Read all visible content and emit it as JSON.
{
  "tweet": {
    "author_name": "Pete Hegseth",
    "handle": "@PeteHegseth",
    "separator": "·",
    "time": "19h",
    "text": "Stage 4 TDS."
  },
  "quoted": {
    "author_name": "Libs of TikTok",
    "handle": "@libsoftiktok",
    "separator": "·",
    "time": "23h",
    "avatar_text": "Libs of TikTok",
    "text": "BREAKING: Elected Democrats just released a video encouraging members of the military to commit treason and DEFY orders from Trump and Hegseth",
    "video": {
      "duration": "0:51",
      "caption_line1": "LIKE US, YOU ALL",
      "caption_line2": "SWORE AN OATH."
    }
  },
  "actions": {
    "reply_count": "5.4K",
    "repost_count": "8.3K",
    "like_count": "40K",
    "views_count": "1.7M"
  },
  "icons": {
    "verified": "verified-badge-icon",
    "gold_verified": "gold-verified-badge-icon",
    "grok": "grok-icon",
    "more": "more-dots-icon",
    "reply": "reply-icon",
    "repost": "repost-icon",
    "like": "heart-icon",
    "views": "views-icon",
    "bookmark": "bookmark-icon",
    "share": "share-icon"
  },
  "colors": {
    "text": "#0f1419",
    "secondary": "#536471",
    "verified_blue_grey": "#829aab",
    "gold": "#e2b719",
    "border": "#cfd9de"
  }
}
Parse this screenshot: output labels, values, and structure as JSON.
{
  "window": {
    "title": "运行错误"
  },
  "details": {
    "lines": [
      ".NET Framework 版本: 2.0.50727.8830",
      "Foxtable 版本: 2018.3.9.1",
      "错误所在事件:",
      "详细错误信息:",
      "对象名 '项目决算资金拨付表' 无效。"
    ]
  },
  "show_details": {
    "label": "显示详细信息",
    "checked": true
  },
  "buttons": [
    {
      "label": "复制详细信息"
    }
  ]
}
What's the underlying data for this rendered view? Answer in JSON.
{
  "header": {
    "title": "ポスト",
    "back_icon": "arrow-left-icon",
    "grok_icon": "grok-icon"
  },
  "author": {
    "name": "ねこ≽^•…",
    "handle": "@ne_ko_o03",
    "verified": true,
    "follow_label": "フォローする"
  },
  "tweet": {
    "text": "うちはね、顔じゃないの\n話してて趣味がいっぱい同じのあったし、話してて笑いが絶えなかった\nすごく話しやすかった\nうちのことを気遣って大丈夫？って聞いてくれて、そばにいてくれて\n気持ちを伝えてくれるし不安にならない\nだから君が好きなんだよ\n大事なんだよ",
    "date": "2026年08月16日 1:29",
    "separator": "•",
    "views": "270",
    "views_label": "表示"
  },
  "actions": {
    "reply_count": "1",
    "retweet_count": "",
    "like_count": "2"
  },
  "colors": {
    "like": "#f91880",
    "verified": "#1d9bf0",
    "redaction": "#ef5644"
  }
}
== == ==
» **Given request**: Quote every entry exactly.

» **The result**:
Read all visible content and emit it as JSON.
{
  "tweet": {
    "author_name": "Pete Hegseth",
    "handle": "@PeteHegseth",
    "separator": "·",
    "time": "19h",
    "text": "Stage 4 TDS."
  },
  "quoted": {
    "author_name": "Libs of TikTok",
    "handle": "@libsoftiktok",
    "separator": "·",
    "time": "23h",
    "avatar_text": "Libs of TikTok",
    "text": "BREAKING: Elected Democrats just released a video encouraging members of the military to commit treason and DEFY orders from Trump and Hegseth",
    "video": {
      "duration": "0:51",
      "caption_line1": "LIKE US, YOU ALL",
      "caption_line2": "SWORE AN OATH."
    }
  },
  "actions": {
    "reply_count": "5.4K",
    "repost_count": "8.3K",
    "like_count": "40K",
    "views_count": "1.7M"
  },
  "icons": {
    "verified": "verified-badge-icon",
    "gold_verified": "gold-verified-badge-icon",
    "grok": "grok-icon",
    "more": "more-dots-icon",
    "reply": "reply-icon",
    "repost": "repost-icon",
    "like": "heart-icon",
    "views": "views-icon",
    "bookmark": "bookmark-icon",
    "share": "share-icon"
  },
  "colors": {
    "text": "#0f1419",
    "secondary": "#536471",
    "verified_blue_grey": "#829aab",
    "gold": "#e2b719",
    "border": "#cfd9de"
  }
}
Parse this screenshot: output labels, values, and structure as JSON.
{
  "window": {
    "title": "运行错误"
  },
  "details": {
    "lines": [
      ".NET Framework 版本: 2.0.50727.8830",
      "Foxtable 版本: 2018.3.9.1",
      "错误所在事件:",
      "详细错误信息:",
      "对象名 '项目决算资金拨付表' 无效。"
    ]
  },
  "show_details": {
    "label": "显示详细信息",
    "checked": true
  },
  "buttons": [
    {
      "label": "复制详细信息"
    }
  ]
}
What's the underlying data for this rendered view? Answer in JSON.
{
  "header": {
    "title": "ポスト",
    "back_icon": "arrow-left-icon",
    "grok_icon": "grok-icon"
  },
  "author": {
    "name": "ねこ≽^•…",
    "handle": "@ne_ko_o03",
    "verified": true,
    "follow_label": "フォローする"
  },
  "tweet": {
    "text": "うちはね、顔じゃないの\n話してて趣味がいっぱい同じのあったし、話してて笑いが絶えなかった\nすごく話しやすかった\nうちのことを気遣って大丈夫？って聞いてくれて、そばにいてくれて\n気持ちを伝えてくれるし不安にならない\nだから君が好きなんだよ\n大事なんだよ",
    "date": "2026年08月16日 1:29",
    "separator": "•",
    "views": "270",
    "views_label": "表示"
  },
  "actions": {
    "reply_count": "1",
    "retweet_count": "",
    "like_count": "2"
  },
  "colors": {
    "like": "#f91880",
    "verified": "#1d9bf0",
    "redaction": "#ef5644"
  }
}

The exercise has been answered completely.